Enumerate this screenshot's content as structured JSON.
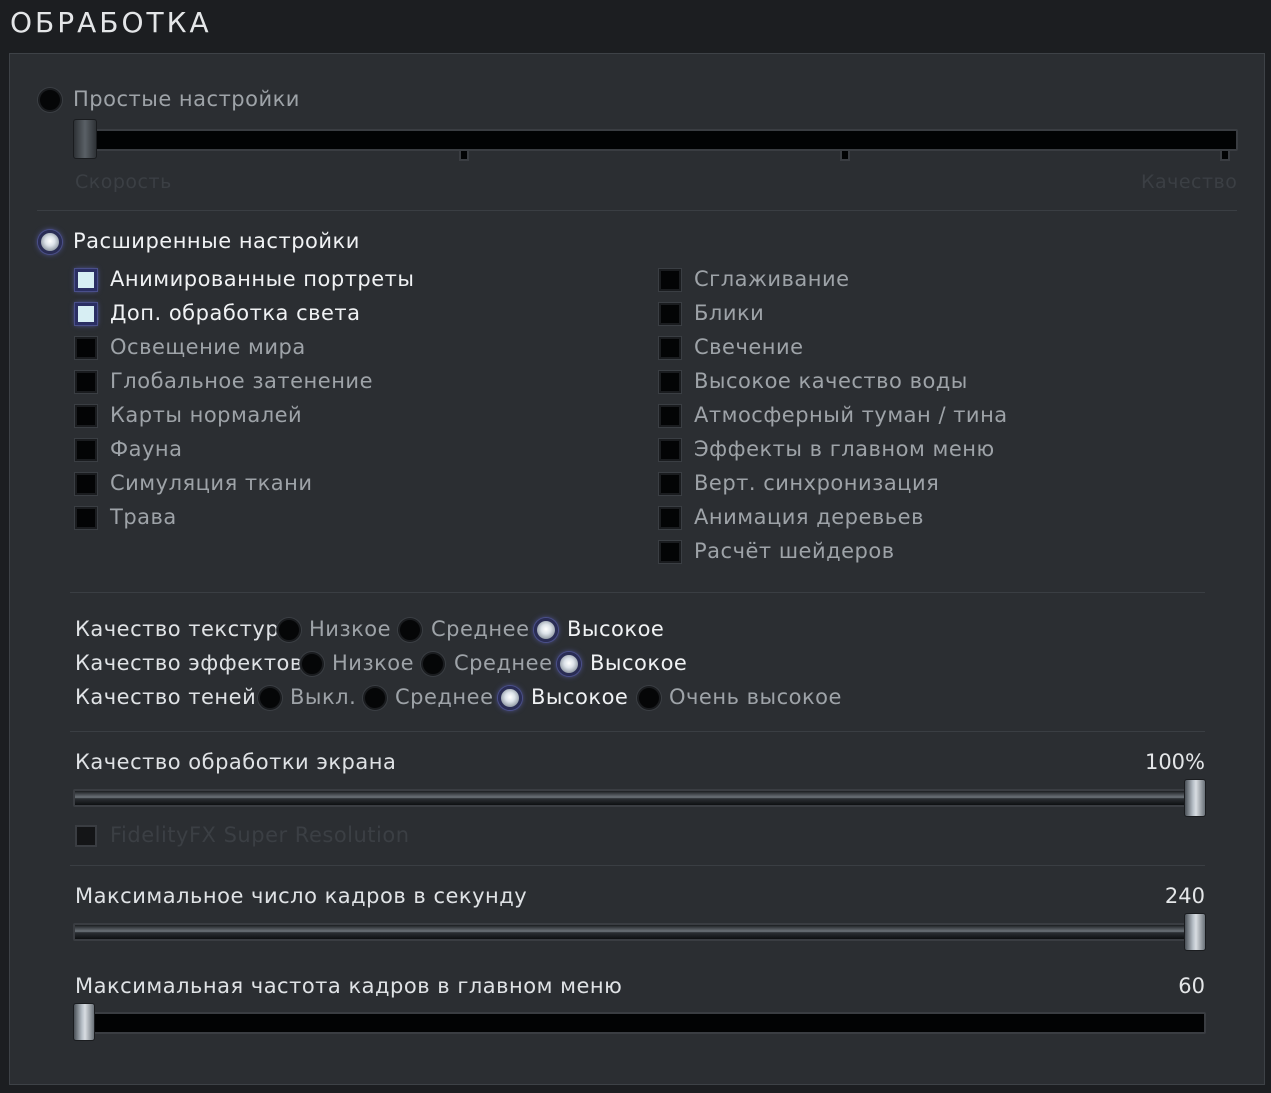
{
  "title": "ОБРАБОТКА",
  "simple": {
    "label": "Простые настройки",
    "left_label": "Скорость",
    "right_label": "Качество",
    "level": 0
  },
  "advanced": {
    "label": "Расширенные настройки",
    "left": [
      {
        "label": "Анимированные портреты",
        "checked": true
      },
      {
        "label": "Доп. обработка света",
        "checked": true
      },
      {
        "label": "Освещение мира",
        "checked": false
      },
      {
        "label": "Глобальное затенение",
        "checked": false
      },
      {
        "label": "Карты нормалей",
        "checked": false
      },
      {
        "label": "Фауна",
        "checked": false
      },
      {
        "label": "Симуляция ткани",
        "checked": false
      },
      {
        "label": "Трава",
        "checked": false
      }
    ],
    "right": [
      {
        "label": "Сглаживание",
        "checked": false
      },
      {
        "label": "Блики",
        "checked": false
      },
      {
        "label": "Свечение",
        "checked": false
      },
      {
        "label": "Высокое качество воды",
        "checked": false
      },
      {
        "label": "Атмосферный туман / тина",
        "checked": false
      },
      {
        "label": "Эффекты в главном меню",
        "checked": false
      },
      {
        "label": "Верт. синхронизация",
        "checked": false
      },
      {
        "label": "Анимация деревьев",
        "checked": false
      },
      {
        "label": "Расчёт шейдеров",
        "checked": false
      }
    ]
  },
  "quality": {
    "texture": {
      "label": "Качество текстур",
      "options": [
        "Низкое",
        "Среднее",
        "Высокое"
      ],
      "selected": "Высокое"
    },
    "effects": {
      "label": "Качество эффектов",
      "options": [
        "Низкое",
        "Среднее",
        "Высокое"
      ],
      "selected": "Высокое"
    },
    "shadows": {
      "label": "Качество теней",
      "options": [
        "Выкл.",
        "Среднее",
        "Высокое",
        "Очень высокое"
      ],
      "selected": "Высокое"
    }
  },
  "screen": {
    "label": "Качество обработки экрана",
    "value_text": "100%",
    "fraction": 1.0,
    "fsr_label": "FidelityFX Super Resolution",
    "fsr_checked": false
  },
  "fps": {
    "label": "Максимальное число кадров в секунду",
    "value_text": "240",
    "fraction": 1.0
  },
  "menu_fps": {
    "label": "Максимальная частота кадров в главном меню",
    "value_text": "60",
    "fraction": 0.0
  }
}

__Exercise prompt__. Wherever the word "настройки" occurs in a line of the listing, copy that line.

__Complete output__.
    "label": "Простые настройки",
    "label": "Расширенные настройки",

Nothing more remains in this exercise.